** Begin ROWS **
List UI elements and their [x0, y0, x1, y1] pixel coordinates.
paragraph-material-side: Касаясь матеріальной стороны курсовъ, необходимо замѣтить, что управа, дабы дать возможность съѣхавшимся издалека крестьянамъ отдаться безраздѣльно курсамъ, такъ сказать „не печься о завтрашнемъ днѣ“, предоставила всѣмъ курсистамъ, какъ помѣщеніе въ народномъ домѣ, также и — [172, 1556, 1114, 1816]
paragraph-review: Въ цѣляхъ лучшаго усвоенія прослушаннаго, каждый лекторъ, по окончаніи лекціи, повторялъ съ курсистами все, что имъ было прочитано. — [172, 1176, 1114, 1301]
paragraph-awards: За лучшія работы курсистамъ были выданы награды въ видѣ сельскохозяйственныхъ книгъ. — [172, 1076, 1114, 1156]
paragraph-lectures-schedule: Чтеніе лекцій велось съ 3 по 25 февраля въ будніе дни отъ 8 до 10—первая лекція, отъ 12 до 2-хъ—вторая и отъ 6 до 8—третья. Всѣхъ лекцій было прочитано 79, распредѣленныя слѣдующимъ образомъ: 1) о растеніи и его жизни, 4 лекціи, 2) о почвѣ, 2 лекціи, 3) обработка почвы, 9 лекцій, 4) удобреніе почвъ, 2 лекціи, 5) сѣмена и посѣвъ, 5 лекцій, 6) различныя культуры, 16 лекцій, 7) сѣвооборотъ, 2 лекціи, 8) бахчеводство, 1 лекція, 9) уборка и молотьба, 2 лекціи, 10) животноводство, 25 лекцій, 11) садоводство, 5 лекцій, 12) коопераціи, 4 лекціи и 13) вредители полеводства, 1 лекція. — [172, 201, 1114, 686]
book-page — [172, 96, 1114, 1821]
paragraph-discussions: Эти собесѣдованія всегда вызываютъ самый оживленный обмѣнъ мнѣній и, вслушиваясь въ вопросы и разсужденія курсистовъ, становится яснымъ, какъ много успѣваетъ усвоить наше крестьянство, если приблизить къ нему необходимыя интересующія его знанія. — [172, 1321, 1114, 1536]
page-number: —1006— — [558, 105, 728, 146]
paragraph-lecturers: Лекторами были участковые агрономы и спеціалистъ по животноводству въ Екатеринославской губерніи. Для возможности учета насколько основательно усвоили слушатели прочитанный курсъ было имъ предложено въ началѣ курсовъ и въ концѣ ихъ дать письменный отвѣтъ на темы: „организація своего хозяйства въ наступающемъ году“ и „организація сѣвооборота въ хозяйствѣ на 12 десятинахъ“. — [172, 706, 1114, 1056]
** End ROWS **
> _WHAT IS BEING ASKED_
Write out the records word for word, from the first line through the line that contains "paragraph-awards: За лучшія".

> _RESPONSE BELOW_
List UI elements and their [x0, y0, x1, y1] pixel coordinates.
paragraph-material-side: Касаясь матеріальной стороны курсовъ, необходимо замѣтить, что управа, дабы дать возможность съѣхавшимся издалека крестьянамъ отдаться безраздѣльно курсамъ, такъ сказать „не печься о завтрашнемъ днѣ“, предоставила всѣмъ курсистамъ, какъ помѣщеніе въ народномъ домѣ, также и — [172, 1556, 1114, 1816]
paragraph-review: Въ цѣляхъ лучшаго усвоенія прослушаннаго, каждый лекторъ, по окончаніи лекціи, повторялъ съ курсистами все, что имъ было прочитано. — [172, 1176, 1114, 1301]
paragraph-awards: За лучшія работы курсистамъ были выданы награды въ видѣ сельскохозяйственныхъ книгъ. — [172, 1076, 1114, 1156]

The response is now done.